Page text:

Two weeks ago, Foreign Minister Ahmet Davutoğlu and his chief of staff met with Intelligence Chief Hakan Fidan and Gen. Yaşar Güler, Turkey's deputy joint chief. The country's leading security officials discussed plans to protect the tomb of Süleyman Shah, a Turkish enclave in Syria, against a possible attack by the Islamic State of Iraq and the Levant (ISIL). Several days ago, the contents of the secret meeting were leaked to social media outlets.
Without a doubt, the illegal recording and distribution of such classified material about a key national security threat established that recent efforts to dictate government policy through illegal wiretaps will not stop short of such extremes. As such, there is no doubt that releasing such sensitive information represents a violation of not only the law but also ethics.
There seems to be little doubt as to who the perpetrators are, as all evidence implicates controversial imam Fethullah Gülen and his disciples who did not go to great lengths to conceal their ties to blackmail politicians with illegal wiretaps since Dec.17. For the past two weeks, a number of Gülenist media personalities prophesized that the Turkish government may launch an attack against Syrian targets prior to the elections. Simultaneously, the main opposition Republican People's Party (CHP) leader warned the government at campaign events not to escalate tensions with the Syrian regime; only to insinuate that he knew about the sound recordings before they were leaked and celebrated the perpetrators as bureaucrats with a conscience.
Meanwhile, Gülenist media outlets helped spread the recordings while criticizing the administration based on the leaked information. To be sure, everything about the latest leak reminds observers of the Gülen network's past works: First, Gülenist media outlets bring up an issue out of the blue. Later, the main opposition party creates fertile ground for soonto- be-released illegal wiretaps. In light of the above, the Gülen network's repeated rejections of any involvement in the affair amount to hardly anything.
The Gülen Movement's attacks against the government since Dec. 17 raised serious questions about its credentials as merely a religious community and a civil organization. The latest scandal, however, openly jeopardized the movement's reputation as an advocate of the country's interests.
Furthermore, the Gülenists thus made it clear that they were willing to reduce themselves to nothing in the public eye for the sake of political power. They proved that national security comes second to hurting the administration.
Meanwhile, the Gülen Movement is hardly the sole perpetrator of this crime.
Various groups, including the CHP, adopted a notion of political debate and political opposition to shoulder the responsibility.
Similarly, all groups that contributed to the political arena's deprivation of all legitimacy are fundamentally responsible for the current situation. Over the past months, leftist intellectuals and the mainstream media determined the relevance of news stories based on their potential to hurt the administration as opposed to their legality and legitimacy.

What to do:
[1] In the commentary on the leaked security meeting, update the passage from "The Gülen Movement's" up to and including "the country's interests.", swapping "reputation" for "image".
[2] Decide whether each statement agrees with the commentary on the leaked security meeting, answering yes or no and quoting the deciding words. (a) Intelligence Chief Hakan Fidan took part in the secret meeting. (b) The tomb of Süleyman Shah is described as a Turkish enclave in Iraq. (c) The Gülen Movement is called the only perpetrator of the crime.
Rely only on the commentary about the leaked security meeting to complete this work.

Record extracts:

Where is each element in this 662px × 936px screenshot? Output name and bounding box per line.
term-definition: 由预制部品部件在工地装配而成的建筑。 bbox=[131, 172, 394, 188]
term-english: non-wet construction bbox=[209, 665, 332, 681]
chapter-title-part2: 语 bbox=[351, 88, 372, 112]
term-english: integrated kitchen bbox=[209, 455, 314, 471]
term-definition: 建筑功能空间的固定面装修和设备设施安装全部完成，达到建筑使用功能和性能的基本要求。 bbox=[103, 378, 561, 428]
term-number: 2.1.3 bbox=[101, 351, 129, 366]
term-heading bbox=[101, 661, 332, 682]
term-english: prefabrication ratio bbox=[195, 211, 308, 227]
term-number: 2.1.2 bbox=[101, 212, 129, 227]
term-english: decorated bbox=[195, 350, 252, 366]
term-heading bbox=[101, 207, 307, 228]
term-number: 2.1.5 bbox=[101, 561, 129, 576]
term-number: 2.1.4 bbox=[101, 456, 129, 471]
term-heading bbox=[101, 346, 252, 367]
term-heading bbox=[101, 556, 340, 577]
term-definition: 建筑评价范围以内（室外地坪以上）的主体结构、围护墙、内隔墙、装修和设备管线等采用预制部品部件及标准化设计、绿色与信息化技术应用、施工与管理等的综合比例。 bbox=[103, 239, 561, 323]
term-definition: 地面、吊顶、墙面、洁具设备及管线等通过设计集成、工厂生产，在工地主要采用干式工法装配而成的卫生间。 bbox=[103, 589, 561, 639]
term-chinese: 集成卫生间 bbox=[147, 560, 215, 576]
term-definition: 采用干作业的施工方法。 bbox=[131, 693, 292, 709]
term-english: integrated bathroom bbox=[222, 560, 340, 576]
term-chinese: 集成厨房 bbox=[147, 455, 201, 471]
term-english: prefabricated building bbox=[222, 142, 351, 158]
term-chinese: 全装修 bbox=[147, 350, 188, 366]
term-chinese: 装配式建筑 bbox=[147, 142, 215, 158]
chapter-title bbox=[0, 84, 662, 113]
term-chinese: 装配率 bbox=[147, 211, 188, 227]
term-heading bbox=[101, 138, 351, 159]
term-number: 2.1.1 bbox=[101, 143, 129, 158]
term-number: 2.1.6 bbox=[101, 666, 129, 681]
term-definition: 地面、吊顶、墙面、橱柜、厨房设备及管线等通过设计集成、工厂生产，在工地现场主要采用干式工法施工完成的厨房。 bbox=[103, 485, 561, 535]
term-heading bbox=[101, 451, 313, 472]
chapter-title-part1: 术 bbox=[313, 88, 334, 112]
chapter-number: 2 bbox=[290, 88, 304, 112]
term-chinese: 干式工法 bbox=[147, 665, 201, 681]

Results for each task:
[1]
The Gülen Movement's attacks against the government since Dec. 17 raised serious questions about its credentials as merely a religious community and a civil organization. The latest scandal, however, openly jeopardized the movement's image as an advocate of the country's interests.

[2]
(a) Yes: "met with Intelligence Chief Hakan Fidan"
(b) No: "a Turkish enclave in Syria"
(c) No: "the Gülen Movement is hardly the sole perpetrator of this crime"